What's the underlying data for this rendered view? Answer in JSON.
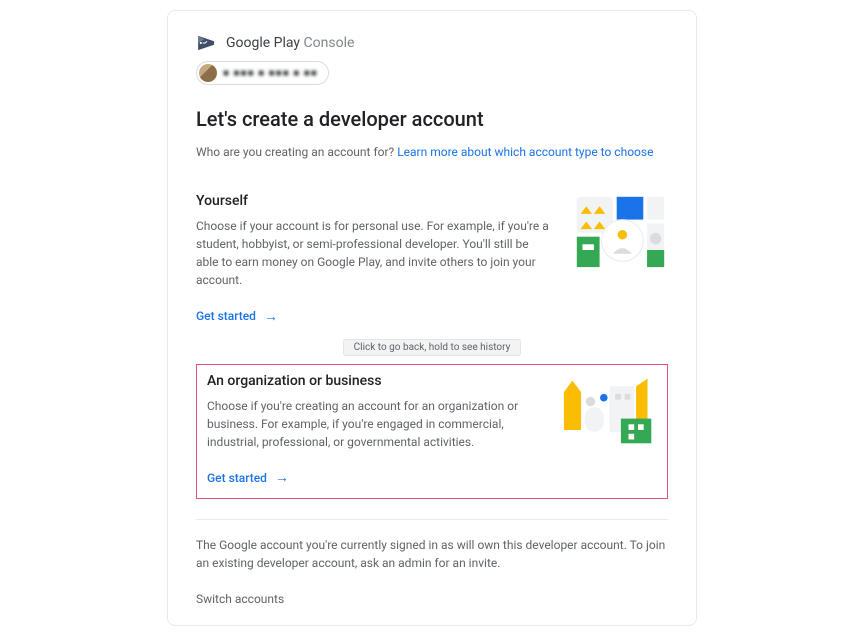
{
  "logo": {
    "brand": "Google Play",
    "product": "Console"
  },
  "user_chip": {
    "masked_text": "■  ■■■  ■  ■■■  ■    ■■"
  },
  "title": "Let's create a developer account",
  "subtitle": {
    "prefix": "Who are you creating an account for? ",
    "link": "Learn more about which account type to choose"
  },
  "options": {
    "yourself": {
      "title": "Yourself",
      "desc": "Choose if your account is for personal use. For example, if you're a student, hobbyist, or semi-professional developer. You'll still be able to earn money on Google Play, and invite others to join your account.",
      "cta": "Get started"
    },
    "org": {
      "title": "An organization or business",
      "desc": "Choose if you're creating an account for an organization or business. For example, if you're engaged in commercial, industrial, professional, or governmental activities.",
      "cta": "Get started"
    }
  },
  "tooltip": "Click to go back, hold to see history",
  "footer": "The Google account you're currently signed in as will own this developer account. To join an existing developer account, ask an admin for an invite.",
  "switch": "Switch accounts"
}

TASK TO CARRY OUT: Restate the entire listing word for word, excluding pictures.

REPLY TO THE EXERCISE:
What's the underlying data for this rendered view? Answer in JSON.
{
  "logo": {
    "brand": "Google Play",
    "product": "Console"
  },
  "user_chip": {
    "masked_text": "■  ■■■  ■  ■■■  ■    ■■"
  },
  "title": "Let's create a developer account",
  "subtitle": {
    "prefix": "Who are you creating an account for? ",
    "link": "Learn more about which account type to choose"
  },
  "options": {
    "yourself": {
      "title": "Yourself",
      "desc": "Choose if your account is for personal use. For example, if you're a student, hobbyist, or semi-professional developer. You'll still be able to earn money on Google Play, and invite others to join your account.",
      "cta": "Get started"
    },
    "org": {
      "title": "An organization or business",
      "desc": "Choose if you're creating an account for an organization or business. For example, if you're engaged in commercial, industrial, professional, or governmental activities.",
      "cta": "Get started"
    }
  },
  "tooltip": "Click to go back, hold to see history",
  "footer": "The Google account you're currently signed in as will own this developer account. To join an existing developer account, ask an admin for an invite.",
  "switch": "Switch accounts"
}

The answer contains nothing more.